**Task details**
Find the string "hielo" in the data, then copy every line where it is found.

**Recorded data**
━━━━━━━━━━━━━━━━━━━━

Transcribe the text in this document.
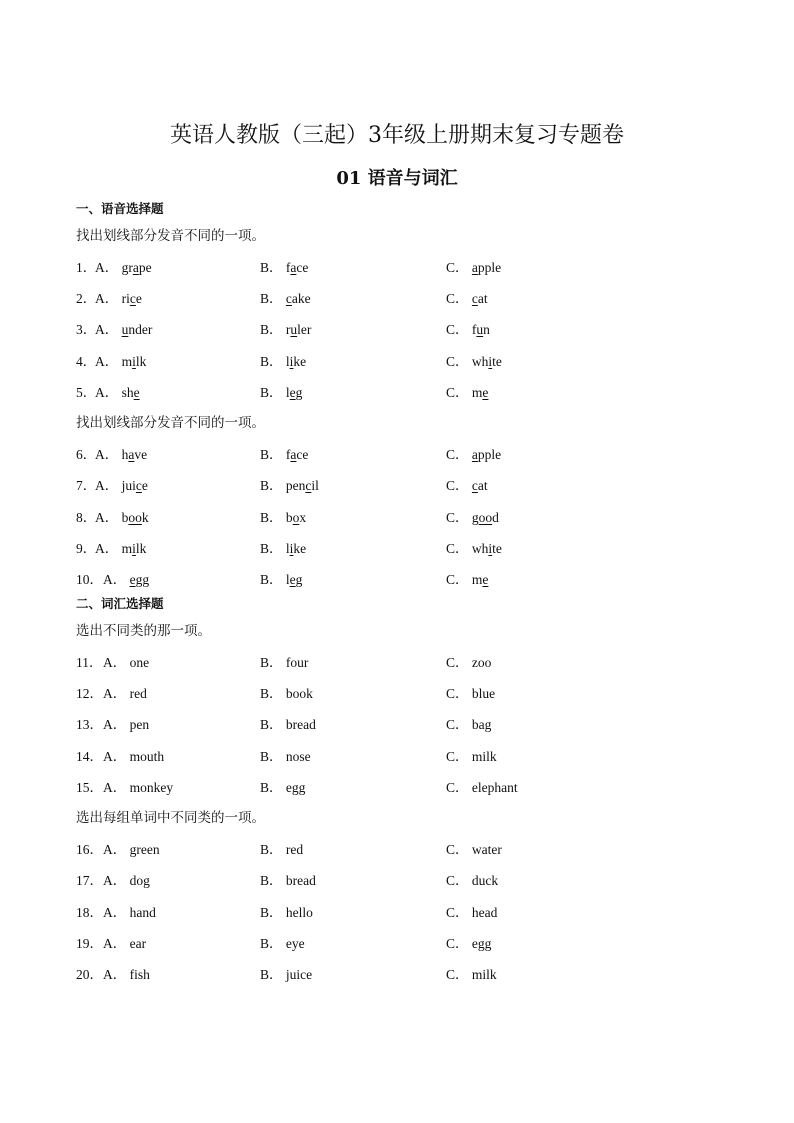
英语人教版（三起）3年级上册期末复习专题卷
01 语音与词汇
一、语音选择题
找出划线部分发音不同的一项。
找出划线部分发音不同的一项。
二、词汇选择题
选出不同类的那一项。
选出每组单词中不同类的一项。
1．
A． grape	B． face	C． apple
2．
A． rice	B． cake	C． cat
3．
A． under	B． ruler	C． fun
4．
A． milk	B． like	C． white
5．
A． she	B． leg	C． me
6．
A． have	B． face	C． apple
7．
A． juice	B． pencil	C． cat
8．
A． book	B． box	C． good
9．
A． milk	B． like	C． white
10． A． egg	B． leg	C． me
11． A． one	B． four	C． zoo
12． A． red	B． book	C． blue
13． A． pen	B． bread	C． bag
14． A． mouth	B． nose	C． milk
15． A． monkey	B． egg	C． elephant
16． A． green	B． red	C． water
17． A． dog	B． bread	C． duck
18． A． hand	B． hello	C． head
19． A． ear	B． eye	C． egg
20． A． fish	B． juice	C． milk
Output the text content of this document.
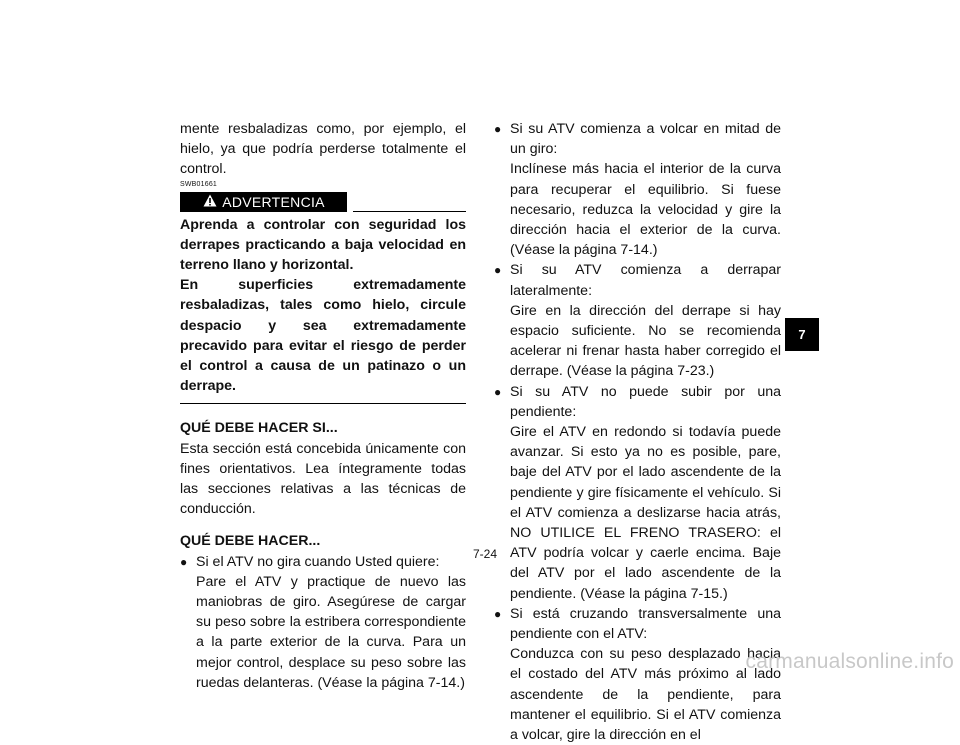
mente resbaladizas como, por ejemplo, el hielo, ya que podría perderse totalmente el control.
SWB01661
ADVERTENCIA
Aprenda a controlar con seguridad los derrapes practicando a baja velocidad en terreno llano y horizontal.
En superficies extremadamente resbaladizas, tales como hielo, circule despacio y sea extremadamente precavido para evitar el riesgo de perder el control a causa de un patinazo o un derrape.
QUÉ DEBE HACER SI...
Esta sección está concebida únicamente con fines orientativos. Lea íntegramente todas las secciones relativas a las técnicas de conducción.
QUÉ DEBE HACER...
● Si el ATV no gira cuando Usted quiere:
Pare el ATV y practique de nuevo las maniobras de giro. Asegúrese de cargar su peso sobre la estribera correspondiente a la parte exterior de la curva. Para un mejor control, desplace su peso sobre las ruedas delanteras. (Véase la página 7-14.)
● Si su ATV comienza a volcar en mitad de un giro:
Inclínese más hacia el interior de la curva para recuperar el equilibrio. Si fuese necesario, reduzca la velocidad y gire la dirección hacia el exterior de la curva. (Véase la página 7-14.)
● Si su ATV comienza a derrapar lateralmente:
Gire en la dirección del derrape si hay espacio suficiente. No se recomienda acelerar ni frenar hasta haber corregido el derrape. (Véase la página 7-23.)
● Si su ATV no puede subir por una pendiente:
Gire el ATV en redondo si todavía puede avanzar. Si esto ya no es posible, pare, baje del ATV por el lado ascendente de la pendiente y gire físicamente el vehículo. Si el ATV comienza a deslizarse hacia atrás, NO UTILICE EL FRENO TRASERO: el ATV podría volcar y caerle encima. Baje del ATV por el lado ascendente de la pendiente. (Véase la página 7-15.)
● Si está cruzando transversalmente una pendiente con el ATV:
Conduzca con su peso desplazado hacia el costado del ATV más próximo al lado ascendente de la pendiente, para mantener el equilibrio. Si el ATV comienza a volcar, gire la dirección en el
7
7-24
carmanualsonline.info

━━━━━━━━━━━━━━━━━━━━

**Problem solution**
mente resbaladizas como, por ejemplo, el hielo, ya que podría perderse totalmente el control.
En superficies extremadamente resbaladizas, tales como hielo, circule despacio y sea extremadamente precavido para evitar el riesgo de perder el control a causa de un patinazo o un derrape.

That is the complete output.